(Dataset rows)
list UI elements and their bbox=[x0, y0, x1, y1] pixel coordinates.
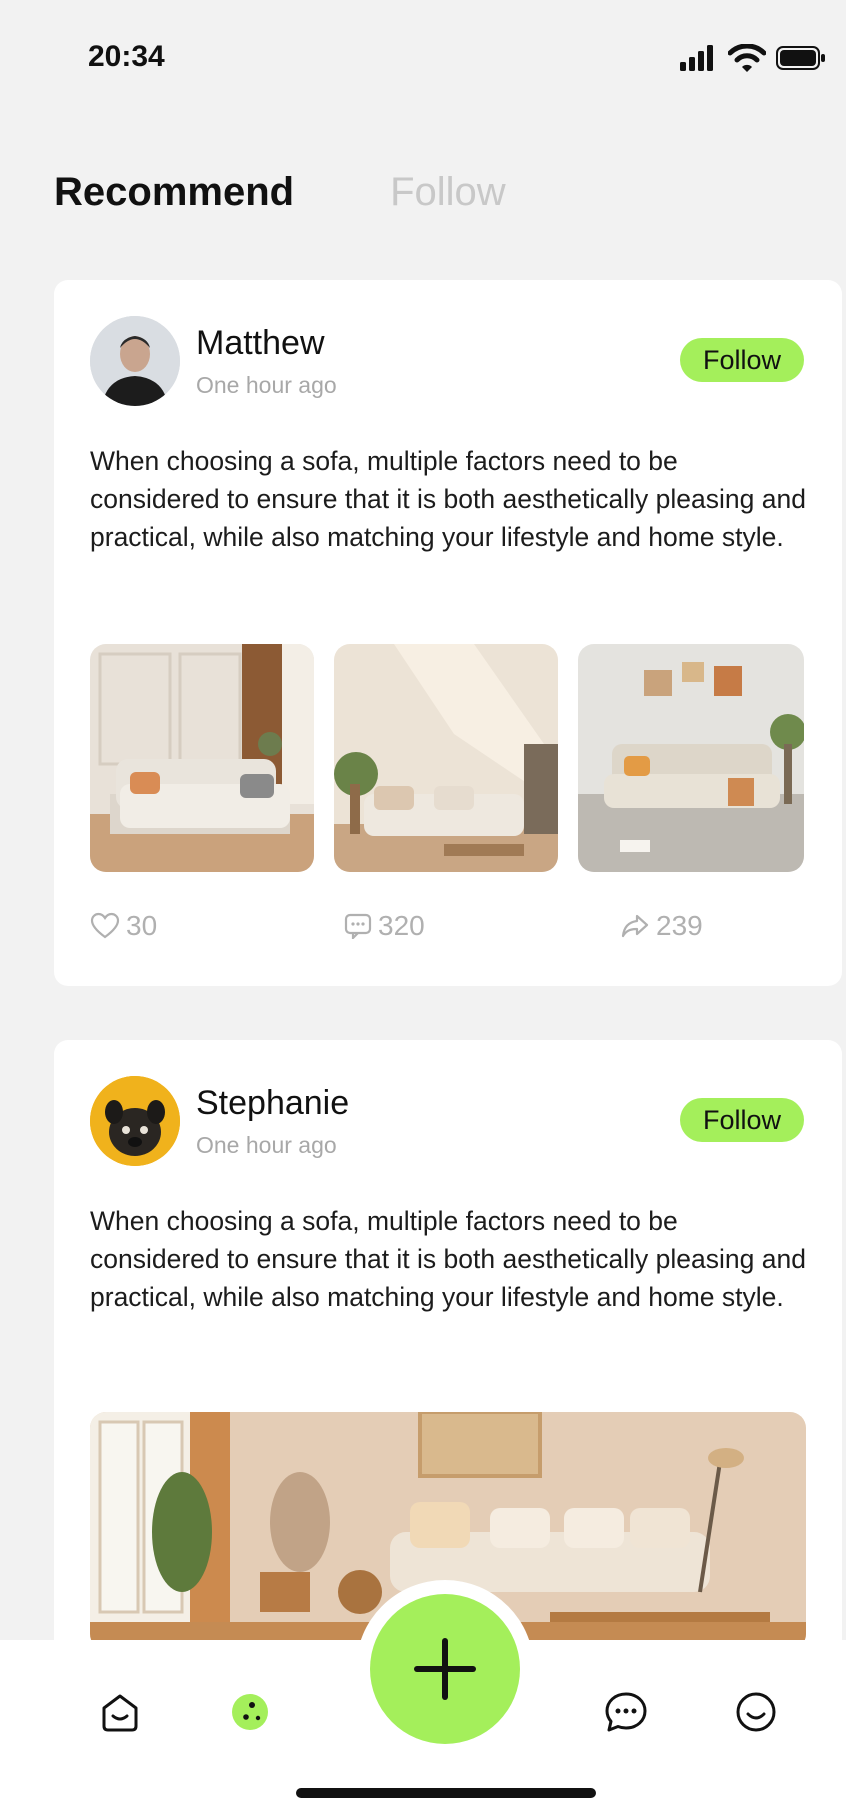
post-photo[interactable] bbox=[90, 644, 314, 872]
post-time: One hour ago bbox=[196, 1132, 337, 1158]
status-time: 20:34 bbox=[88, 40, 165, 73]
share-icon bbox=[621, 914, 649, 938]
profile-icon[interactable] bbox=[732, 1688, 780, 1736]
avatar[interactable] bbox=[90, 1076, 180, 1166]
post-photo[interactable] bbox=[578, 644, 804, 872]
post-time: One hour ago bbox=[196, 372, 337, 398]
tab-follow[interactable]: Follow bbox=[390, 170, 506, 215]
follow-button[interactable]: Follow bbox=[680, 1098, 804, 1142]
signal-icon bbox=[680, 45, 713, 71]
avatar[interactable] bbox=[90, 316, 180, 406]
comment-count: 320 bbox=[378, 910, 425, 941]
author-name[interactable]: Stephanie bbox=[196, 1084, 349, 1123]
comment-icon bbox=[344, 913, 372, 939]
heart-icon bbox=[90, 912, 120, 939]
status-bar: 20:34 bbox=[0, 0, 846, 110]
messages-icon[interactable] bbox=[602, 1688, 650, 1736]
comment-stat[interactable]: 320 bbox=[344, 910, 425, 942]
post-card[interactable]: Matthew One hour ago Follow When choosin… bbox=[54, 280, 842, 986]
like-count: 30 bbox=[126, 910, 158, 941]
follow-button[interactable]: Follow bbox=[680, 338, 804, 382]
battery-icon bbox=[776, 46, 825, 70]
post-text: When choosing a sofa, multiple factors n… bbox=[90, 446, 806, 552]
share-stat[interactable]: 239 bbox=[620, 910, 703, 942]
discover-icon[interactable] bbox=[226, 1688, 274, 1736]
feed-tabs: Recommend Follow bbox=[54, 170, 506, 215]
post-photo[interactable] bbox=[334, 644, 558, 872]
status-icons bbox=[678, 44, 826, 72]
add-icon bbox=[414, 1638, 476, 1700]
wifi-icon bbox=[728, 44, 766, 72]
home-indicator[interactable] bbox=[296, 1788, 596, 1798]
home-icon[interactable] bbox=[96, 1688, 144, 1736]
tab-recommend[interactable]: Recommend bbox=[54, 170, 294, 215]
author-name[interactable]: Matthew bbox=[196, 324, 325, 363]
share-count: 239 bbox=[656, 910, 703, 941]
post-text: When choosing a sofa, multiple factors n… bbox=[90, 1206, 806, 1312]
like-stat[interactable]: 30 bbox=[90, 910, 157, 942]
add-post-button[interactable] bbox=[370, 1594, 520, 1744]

_EXERCISE DIRECTIONS:_
Convert the lines of the listing above into a Markdown table with the columns "No." and "Line," numbering each row and skipping blank lines. Leave the pictures out of the answer.

_FULL OUTPUT:_
| No. | Line |
|---|---|
| 1 | list UI elements and their bbox=[x0, y0, x1, y1] pixel coordinates. |
| 2 | post-photo[interactable] bbox=[90, 644, 314, 872] |
| 3 | post-time: One hour ago bbox=[196, 1132, 337, 1158] |
| 4 | status-time: 20:34 bbox=[88, 40, 165, 73] |
| 5 | share-icon bbox=[621, 914, 649, 938] |
| 6 | profile-icon[interactable] bbox=[732, 1688, 780, 1736] |
| 7 | avatar[interactable] bbox=[90, 1076, 180, 1166] |
| 8 | post-photo[interactable] bbox=[578, 644, 804, 872] |
| 9 | post-time: One hour ago bbox=[196, 372, 337, 398] |
| 10 | tab-follow[interactable]: Follow bbox=[390, 170, 506, 215] |
| 11 | follow-button[interactable]: Follow bbox=[680, 1098, 804, 1142] |
| 12 | signal-icon bbox=[680, 45, 713, 71] |
| 13 | avatar[interactable] bbox=[90, 316, 180, 406] |
| 14 | comment-count: 320 bbox=[378, 910, 425, 941] |
| 15 | author-name[interactable]: Stephanie bbox=[196, 1084, 349, 1123] |
| 16 | comment-icon bbox=[344, 913, 372, 939] |
| 17 | heart-icon bbox=[90, 912, 120, 939] |
| 18 | status-bar: 20:34 bbox=[0, 0, 846, 110] |
| 19 | messages-icon[interactable] bbox=[602, 1688, 650, 1736] |
| 20 | comment-stat[interactable]: 320 bbox=[344, 910, 425, 942] |
| 21 | post-card[interactable]: Matthew One hour ago Follow When choosin… bbox=[54, 280, 842, 986] |
| 22 | like-count: 30 bbox=[126, 910, 158, 941] |
| 23 | follow-button[interactable]: Follow bbox=[680, 338, 804, 382] |
| 24 | battery-icon bbox=[776, 46, 825, 70] |
| 25 | post-text: When choosing a sofa, multiple factors n… bbox=[90, 446, 806, 552] |
| 26 | share-stat[interactable]: 239 bbox=[620, 910, 703, 942] |
| 27 | discover-icon[interactable] bbox=[226, 1688, 274, 1736] |
| 28 | feed-tabs: Recommend Follow bbox=[54, 170, 506, 215] |
| 29 | post-photo[interactable] bbox=[334, 644, 558, 872] |
| 30 | status-icons bbox=[678, 44, 826, 72] |
| 31 | add-icon bbox=[414, 1638, 476, 1700] |
| 32 | wifi-icon bbox=[728, 44, 766, 72] |
| 33 | home-indicator[interactable] bbox=[296, 1788, 596, 1798] |
| 34 | home-icon[interactable] bbox=[96, 1688, 144, 1736] |
| 35 | tab-recommend[interactable]: Recommend bbox=[54, 170, 294, 215] |
| 36 | author-name[interactable]: Matthew bbox=[196, 324, 325, 363] |
| 37 | share-count: 239 bbox=[656, 910, 703, 941] |
| 38 | post-text: When choosing a sofa, multiple factors n… bbox=[90, 1206, 806, 1312] |
| 39 | like-stat[interactable]: 30 bbox=[90, 910, 157, 942] |
| 40 | add-post-button[interactable] bbox=[370, 1594, 520, 1744] |